10 crazy IT security tricks that actually work

IT security threats are constantly evolving. It's time for IT security pros to get ingenious

By Roger A. Grimes, InfoWorld |  Security

Critics of this method of defense say it's easy for a hacker to find where the default port has been moved, and
this is true. All it takes is a port scanner, like Nmap, or an application
fingerprinter, like Nikto, to identify the app running on the nondefault
port. In reality, most attacks are automated using malware, which as stated, only go for default ports, and most
hackers don't bother to look for nondefault ports. They find too much low-hanging fruit on default ports to be
bothered with the extra effort.

Years ago, as an experiment, I moved my RDP port from 3889 to 50471 and offered a reward to the first person to
find the new port. Two people discovered the port right away, which was no surprise; because I told them what I
did, it's easy to discover the right spot. What blew me away is that tens of thousands of hacker wannabes, scanning
my system for the new port using Nmap, didn't realize that Nmap, if left to its own defaults, doesn't look on
nondefault ports. It proved that by doing a simple port move you significantly reduce your risk.

Innovative security technique No. 5: Installing to custom directoriesAnother
security-by-obscurity defense is to install applications to nondefault directories.

This one doesn't work as well as it used to, given that most attacks happen at the application file level today,
but it still has value. Like the previous security-by-obscurity recommendations, installing applications to custom
directories reduces risk -- automated malware almost never looks anywhere but the default directories. If malware
is able to exploit your system or application, it will try to manipulate the system or application by looking for
default directories. Install your OS or application to a nonstandard directory and you screw up its coding.

On many of my honeypots, I install the OS to nondefault folders -- say, in C:/Win7 instead of C:/Windows. I
usually create the "fake" folders that mimic the real ones, had I installed the software and taken the defaults.
When my computers get attacked, it's easy to find complete and isolated copies of the malware hanging out in the
C:/Windows/System32 folder.

Changing default folders doesn't have as much bang for the buck as the other techniques mentioned here, but it
fools a ton of malware, and that means reduced risk.

(Page segmentation data)
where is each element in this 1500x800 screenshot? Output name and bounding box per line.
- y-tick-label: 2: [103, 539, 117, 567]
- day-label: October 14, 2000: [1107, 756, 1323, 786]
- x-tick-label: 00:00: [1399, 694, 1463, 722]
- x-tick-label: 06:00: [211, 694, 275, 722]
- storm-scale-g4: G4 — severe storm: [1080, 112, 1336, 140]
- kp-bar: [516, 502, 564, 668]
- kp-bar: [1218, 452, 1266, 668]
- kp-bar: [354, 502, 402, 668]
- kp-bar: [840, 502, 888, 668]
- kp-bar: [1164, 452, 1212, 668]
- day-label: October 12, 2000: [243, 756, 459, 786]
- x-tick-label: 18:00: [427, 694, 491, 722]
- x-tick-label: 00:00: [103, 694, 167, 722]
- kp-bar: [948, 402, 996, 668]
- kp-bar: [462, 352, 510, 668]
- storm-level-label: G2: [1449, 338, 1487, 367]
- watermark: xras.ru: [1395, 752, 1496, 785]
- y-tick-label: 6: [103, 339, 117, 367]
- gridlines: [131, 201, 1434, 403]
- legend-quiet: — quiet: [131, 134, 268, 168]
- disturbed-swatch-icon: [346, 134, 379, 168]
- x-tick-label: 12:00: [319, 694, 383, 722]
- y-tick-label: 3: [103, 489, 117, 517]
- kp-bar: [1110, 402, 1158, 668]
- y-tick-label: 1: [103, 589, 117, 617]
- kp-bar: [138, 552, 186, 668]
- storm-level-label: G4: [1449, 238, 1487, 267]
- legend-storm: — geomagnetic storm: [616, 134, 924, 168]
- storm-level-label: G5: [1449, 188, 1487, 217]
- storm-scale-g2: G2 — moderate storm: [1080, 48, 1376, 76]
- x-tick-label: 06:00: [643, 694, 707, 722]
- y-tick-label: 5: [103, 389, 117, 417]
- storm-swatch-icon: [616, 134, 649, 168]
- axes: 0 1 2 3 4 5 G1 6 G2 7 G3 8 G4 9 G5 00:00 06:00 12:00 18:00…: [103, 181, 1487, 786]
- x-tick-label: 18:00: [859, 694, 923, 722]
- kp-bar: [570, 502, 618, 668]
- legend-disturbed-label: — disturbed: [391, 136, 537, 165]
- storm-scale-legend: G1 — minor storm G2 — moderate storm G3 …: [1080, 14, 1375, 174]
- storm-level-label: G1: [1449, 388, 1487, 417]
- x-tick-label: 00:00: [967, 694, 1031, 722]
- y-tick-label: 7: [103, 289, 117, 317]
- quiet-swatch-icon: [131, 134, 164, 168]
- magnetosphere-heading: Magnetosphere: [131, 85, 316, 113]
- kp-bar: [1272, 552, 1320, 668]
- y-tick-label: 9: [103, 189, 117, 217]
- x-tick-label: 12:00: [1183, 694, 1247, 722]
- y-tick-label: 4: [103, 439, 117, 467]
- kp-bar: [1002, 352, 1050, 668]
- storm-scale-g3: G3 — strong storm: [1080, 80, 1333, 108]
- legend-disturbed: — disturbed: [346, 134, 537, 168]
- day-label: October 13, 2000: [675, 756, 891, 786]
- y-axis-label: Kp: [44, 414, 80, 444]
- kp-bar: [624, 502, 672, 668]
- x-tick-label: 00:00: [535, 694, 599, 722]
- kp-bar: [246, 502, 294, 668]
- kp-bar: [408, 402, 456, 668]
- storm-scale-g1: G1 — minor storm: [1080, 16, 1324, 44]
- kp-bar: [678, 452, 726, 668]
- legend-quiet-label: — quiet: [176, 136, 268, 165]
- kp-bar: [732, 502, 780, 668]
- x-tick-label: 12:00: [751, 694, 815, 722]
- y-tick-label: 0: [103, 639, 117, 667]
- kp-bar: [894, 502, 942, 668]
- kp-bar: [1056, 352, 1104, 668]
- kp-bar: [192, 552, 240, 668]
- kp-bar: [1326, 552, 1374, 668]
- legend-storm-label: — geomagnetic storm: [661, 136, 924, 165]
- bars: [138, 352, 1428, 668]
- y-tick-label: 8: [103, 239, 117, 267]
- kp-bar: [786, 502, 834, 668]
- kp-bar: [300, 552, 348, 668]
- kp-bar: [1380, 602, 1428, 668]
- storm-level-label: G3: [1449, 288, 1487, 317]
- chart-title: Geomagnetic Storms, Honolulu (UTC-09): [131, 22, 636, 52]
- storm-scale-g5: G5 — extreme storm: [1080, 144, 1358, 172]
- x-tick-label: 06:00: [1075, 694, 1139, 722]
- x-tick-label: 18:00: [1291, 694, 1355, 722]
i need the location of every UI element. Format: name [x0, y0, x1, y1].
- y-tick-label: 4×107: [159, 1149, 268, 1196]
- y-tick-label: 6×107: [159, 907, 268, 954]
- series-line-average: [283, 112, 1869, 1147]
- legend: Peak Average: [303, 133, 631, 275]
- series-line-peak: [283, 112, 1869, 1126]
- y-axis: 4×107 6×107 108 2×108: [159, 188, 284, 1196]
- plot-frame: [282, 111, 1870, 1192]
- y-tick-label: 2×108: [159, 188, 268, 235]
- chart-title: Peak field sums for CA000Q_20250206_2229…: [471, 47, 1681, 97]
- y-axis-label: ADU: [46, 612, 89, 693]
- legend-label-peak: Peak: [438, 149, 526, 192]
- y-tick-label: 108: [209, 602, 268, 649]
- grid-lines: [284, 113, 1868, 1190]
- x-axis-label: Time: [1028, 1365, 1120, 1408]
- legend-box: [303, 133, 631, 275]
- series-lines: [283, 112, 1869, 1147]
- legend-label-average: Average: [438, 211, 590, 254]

• _WORK INSTRUCTION 1_
Answer these questions about the IT security article:
(a) To what port number did the author move the RDP port in the experiment?
(b) What tool is named as an example of an application fingerprinter?
(c) What folder does the author install the OS to on honeypots instead of C:/Windows?
• _WORK INSTRUCTION 2_
In the IT security article, condense the paragraph beginning "This one doesn't work as well as it used to" into a short bulleted list that keeps its main points.
• _WORK INSTRUCTION 3_
Copy the portion of the IT security article that starts at "By Roger A." and ends at "the extra effort.".

• _ANSWER AREA 1_
(a) 50471
(b) Nikto
(c) C:/Win7

• _ANSWER AREA 2_
- Works less well than before, since most attacks now happen at the application file level, but still has value.
- Like other security-by-obscurity methods, installing to custom directories reduces risk.
- Automated malware almost never looks beyond default directories.
- Malware that exploits a system or application tries to manipulate it through default directories.
- Installing to a nonstandard directory disrupts the malware's coding.

• _ANSWER AREA 3_
By Roger A. Grimes, InfoWorld |  Security

Critics of this method of defense say it's easy for a hacker to find where the default port has been moved, and
this is true. All it takes is a port scanner, like Nmap, or an application
fingerprinter, like Nikto, to identify the app running on the nondefault
port. In reality, most attacks are automated using malware, which as stated, only go for default ports, and most
hackers don't bother to look for nondefault ports. They find too much low-hanging fruit on default ports to be
bothered with the extra effort.